>> Start Provided data

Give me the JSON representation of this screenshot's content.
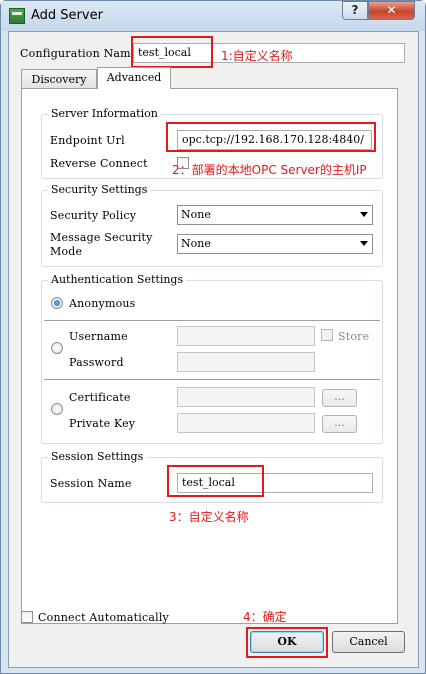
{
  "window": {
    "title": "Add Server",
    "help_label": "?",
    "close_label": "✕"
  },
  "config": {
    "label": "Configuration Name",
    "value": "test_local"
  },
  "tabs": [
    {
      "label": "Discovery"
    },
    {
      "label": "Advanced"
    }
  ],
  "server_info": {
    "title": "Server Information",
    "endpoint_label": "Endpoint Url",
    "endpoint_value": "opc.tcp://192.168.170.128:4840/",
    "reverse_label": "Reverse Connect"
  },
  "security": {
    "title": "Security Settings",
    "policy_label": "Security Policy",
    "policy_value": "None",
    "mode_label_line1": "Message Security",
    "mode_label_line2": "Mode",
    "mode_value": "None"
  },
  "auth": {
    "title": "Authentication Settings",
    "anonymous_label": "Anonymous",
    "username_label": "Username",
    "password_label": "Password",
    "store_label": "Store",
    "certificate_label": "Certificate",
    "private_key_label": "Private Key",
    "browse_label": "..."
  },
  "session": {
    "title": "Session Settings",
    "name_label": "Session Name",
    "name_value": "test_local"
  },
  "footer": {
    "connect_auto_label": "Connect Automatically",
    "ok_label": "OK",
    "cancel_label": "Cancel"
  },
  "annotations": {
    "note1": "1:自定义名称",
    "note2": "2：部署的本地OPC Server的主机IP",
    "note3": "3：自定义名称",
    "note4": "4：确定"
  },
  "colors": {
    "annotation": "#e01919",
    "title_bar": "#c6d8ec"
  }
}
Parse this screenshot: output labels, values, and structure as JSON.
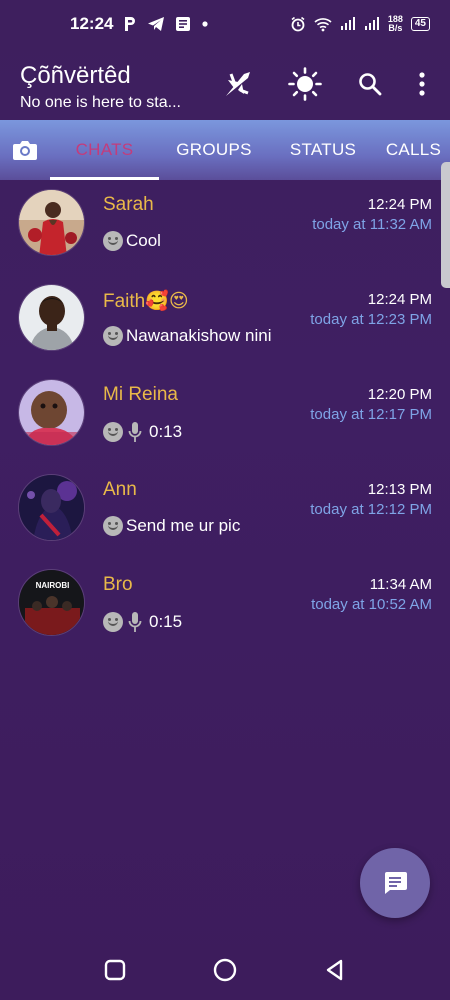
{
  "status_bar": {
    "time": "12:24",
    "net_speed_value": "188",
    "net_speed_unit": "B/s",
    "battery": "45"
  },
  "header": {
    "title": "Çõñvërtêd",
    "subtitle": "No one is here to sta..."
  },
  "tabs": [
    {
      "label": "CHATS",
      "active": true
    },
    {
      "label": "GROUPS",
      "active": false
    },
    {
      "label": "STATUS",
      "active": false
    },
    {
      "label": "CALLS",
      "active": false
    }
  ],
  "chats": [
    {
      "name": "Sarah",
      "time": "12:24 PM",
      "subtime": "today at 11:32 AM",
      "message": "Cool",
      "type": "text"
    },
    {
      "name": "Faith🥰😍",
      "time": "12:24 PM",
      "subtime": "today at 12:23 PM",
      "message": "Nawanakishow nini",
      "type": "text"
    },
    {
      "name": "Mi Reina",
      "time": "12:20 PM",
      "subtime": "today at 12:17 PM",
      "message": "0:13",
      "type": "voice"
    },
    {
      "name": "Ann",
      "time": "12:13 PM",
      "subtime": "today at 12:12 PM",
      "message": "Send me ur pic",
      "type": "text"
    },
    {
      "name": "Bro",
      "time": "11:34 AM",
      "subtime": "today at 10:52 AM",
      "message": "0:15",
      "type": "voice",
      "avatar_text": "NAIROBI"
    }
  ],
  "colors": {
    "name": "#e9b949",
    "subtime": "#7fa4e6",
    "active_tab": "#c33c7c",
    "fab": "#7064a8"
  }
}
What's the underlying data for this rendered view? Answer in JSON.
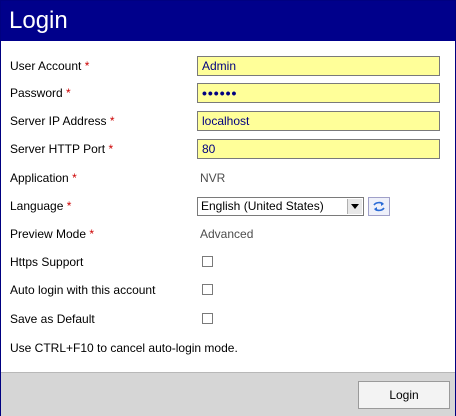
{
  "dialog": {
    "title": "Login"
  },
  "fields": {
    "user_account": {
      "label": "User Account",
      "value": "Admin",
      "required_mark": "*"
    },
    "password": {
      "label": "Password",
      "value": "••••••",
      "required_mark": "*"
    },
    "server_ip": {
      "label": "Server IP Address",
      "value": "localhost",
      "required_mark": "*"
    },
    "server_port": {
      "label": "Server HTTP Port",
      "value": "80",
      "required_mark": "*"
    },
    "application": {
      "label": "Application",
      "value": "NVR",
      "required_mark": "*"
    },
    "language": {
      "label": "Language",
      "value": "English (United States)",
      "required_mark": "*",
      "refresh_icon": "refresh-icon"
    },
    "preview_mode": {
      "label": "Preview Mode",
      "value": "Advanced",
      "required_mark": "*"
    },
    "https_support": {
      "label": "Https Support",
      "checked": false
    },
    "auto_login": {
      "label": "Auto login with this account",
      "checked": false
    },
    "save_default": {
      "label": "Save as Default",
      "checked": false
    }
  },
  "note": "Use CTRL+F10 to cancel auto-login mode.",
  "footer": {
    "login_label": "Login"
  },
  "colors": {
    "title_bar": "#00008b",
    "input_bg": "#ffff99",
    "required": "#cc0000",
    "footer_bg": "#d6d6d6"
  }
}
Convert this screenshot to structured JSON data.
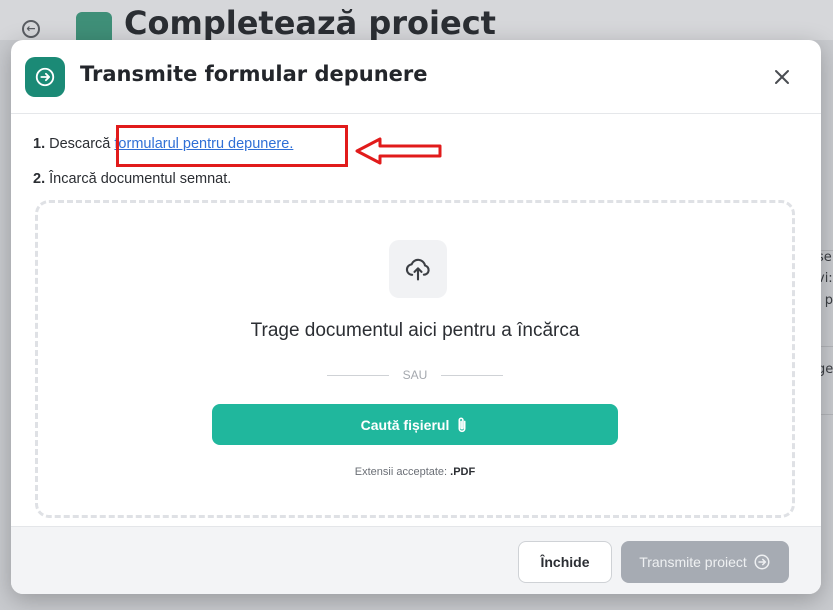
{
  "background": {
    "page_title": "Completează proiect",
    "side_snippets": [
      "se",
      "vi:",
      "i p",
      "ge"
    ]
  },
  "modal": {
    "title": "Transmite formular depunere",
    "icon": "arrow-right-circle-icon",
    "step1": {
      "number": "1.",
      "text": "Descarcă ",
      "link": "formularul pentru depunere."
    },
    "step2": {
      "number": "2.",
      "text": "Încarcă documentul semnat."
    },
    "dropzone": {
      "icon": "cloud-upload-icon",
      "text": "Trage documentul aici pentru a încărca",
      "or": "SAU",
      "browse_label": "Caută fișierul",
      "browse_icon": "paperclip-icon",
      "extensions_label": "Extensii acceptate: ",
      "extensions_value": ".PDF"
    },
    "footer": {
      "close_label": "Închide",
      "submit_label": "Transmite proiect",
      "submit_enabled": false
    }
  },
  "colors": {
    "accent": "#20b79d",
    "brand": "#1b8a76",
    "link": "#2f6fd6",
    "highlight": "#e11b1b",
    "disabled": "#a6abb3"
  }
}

>> End Provided data

▶ What the exercise asks: Set down the material exactly, every line of it, except for the pictures.

▶ Answer for the task:
Give me the JSON representation of this screenshot's content.
{
  "window": {
    "title": "Add Server",
    "help_label": "?",
    "close_label": "✕"
  },
  "config": {
    "label": "Configuration Name",
    "value": "test_local"
  },
  "tabs": [
    {
      "label": "Discovery"
    },
    {
      "label": "Advanced"
    }
  ],
  "server_info": {
    "title": "Server Information",
    "endpoint_label": "Endpoint Url",
    "endpoint_value": "opc.tcp://192.168.170.128:4840/",
    "reverse_label": "Reverse Connect"
  },
  "security": {
    "title": "Security Settings",
    "policy_label": "Security Policy",
    "policy_value": "None",
    "mode_label_line1": "Message Security",
    "mode_label_line2": "Mode",
    "mode_value": "None"
  },
  "auth": {
    "title": "Authentication Settings",
    "anonymous_label": "Anonymous",
    "username_label": "Username",
    "password_label": "Password",
    "store_label": "Store",
    "certificate_label": "Certificate",
    "private_key_label": "Private Key",
    "browse_label": "..."
  },
  "session": {
    "title": "Session Settings",
    "name_label": "Session Name",
    "name_value": "test_local"
  },
  "footer": {
    "connect_auto_label": "Connect Automatically",
    "ok_label": "OK",
    "cancel_label": "Cancel"
  },
  "annotations": {
    "note1": "1:自定义名称",
    "note2": "2：部署的本地OPC Server的主机IP",
    "note3": "3：自定义名称",
    "note4": "4：确定"
  },
  "colors": {
    "annotation": "#e01919",
    "title_bar": "#c6d8ec"
  }
}
Parse this screenshot: output labels, values, and structure as JSON.
{
  "status_bar": {
    "time": "12:24",
    "net_speed_value": "188",
    "net_speed_unit": "B/s",
    "battery": "45"
  },
  "header": {
    "title": "Çõñvërtêd",
    "subtitle": "No one is here to sta..."
  },
  "tabs": [
    {
      "label": "CHATS",
      "active": true
    },
    {
      "label": "GROUPS",
      "active": false
    },
    {
      "label": "STATUS",
      "active": false
    },
    {
      "label": "CALLS",
      "active": false
    }
  ],
  "chats": [
    {
      "name": "Sarah",
      "time": "12:24 PM",
      "subtime": "today at 11:32 AM",
      "message": "Cool",
      "type": "text"
    },
    {
      "name": "Faith🥰😍",
      "time": "12:24 PM",
      "subtime": "today at 12:23 PM",
      "message": "Nawanakishow nini",
      "type": "text"
    },
    {
      "name": "Mi Reina",
      "time": "12:20 PM",
      "subtime": "today at 12:17 PM",
      "message": "0:13",
      "type": "voice"
    },
    {
      "name": "Ann",
      "time": "12:13 PM",
      "subtime": "today at 12:12 PM",
      "message": "Send me ur pic",
      "type": "text"
    },
    {
      "name": "Bro",
      "time": "11:34 AM",
      "subtime": "today at 10:52 AM",
      "message": "0:15",
      "type": "voice",
      "avatar_text": "NAIROBI"
    }
  ],
  "colors": {
    "name": "#e9b949",
    "subtime": "#7fa4e6",
    "active_tab": "#c33c7c",
    "fab": "#7064a8"
  }
}
What's the underlying data for this rendered view? Answer in JSON.
{
  "dialog": {
    "title": "Login"
  },
  "fields": {
    "user_account": {
      "label": "User Account",
      "value": "Admin",
      "required_mark": "*"
    },
    "password": {
      "label": "Password",
      "value": "••••••",
      "required_mark": "*"
    },
    "server_ip": {
      "label": "Server IP Address",
      "value": "localhost",
      "required_mark": "*"
    },
    "server_port": {
      "label": "Server HTTP Port",
      "value": "80",
      "required_mark": "*"
    },
    "application": {
      "label": "Application",
      "value": "NVR",
      "required_mark": "*"
    },
    "language": {
      "label": "Language",
      "value": "English (United States)",
      "required_mark": "*",
      "refresh_icon": "refresh-icon"
    },
    "preview_mode": {
      "label": "Preview Mode",
      "value": "Advanced",
      "required_mark": "*"
    },
    "https_support": {
      "label": "Https Support",
      "checked": false
    },
    "auto_login": {
      "label": "Auto login with this account",
      "checked": false
    },
    "save_default": {
      "label": "Save as Default",
      "checked": false
    }
  },
  "note": "Use CTRL+F10 to cancel auto-login mode.",
  "footer": {
    "login_label": "Login"
  },
  "colors": {
    "title_bar": "#00008b",
    "input_bg": "#ffff99",
    "required": "#cc0000",
    "footer_bg": "#d6d6d6"
  }
}
Convert this screenshot to structured JSON data.
{
  "background": {
    "page_title": "Completează proiect",
    "side_snippets": [
      "se",
      "vi:",
      "i p",
      "ge"
    ]
  },
  "modal": {
    "title": "Transmite formular depunere",
    "icon": "arrow-right-circle-icon",
    "step1": {
      "number": "1.",
      "text": "Descarcă ",
      "link": "formularul pentru depunere."
    },
    "step2": {
      "number": "2.",
      "text": "Încarcă documentul semnat."
    },
    "dropzone": {
      "icon": "cloud-upload-icon",
      "text": "Trage documentul aici pentru a încărca",
      "or": "SAU",
      "browse_label": "Caută fișierul",
      "browse_icon": "paperclip-icon",
      "extensions_label": "Extensii acceptate: ",
      "extensions_value": ".PDF"
    },
    "footer": {
      "close_label": "Închide",
      "submit_label": "Transmite proiect",
      "submit_enabled": false
    }
  },
  "colors": {
    "accent": "#20b79d",
    "brand": "#1b8a76",
    "link": "#2f6fd6",
    "highlight": "#e11b1b",
    "disabled": "#a6abb3"
  }
}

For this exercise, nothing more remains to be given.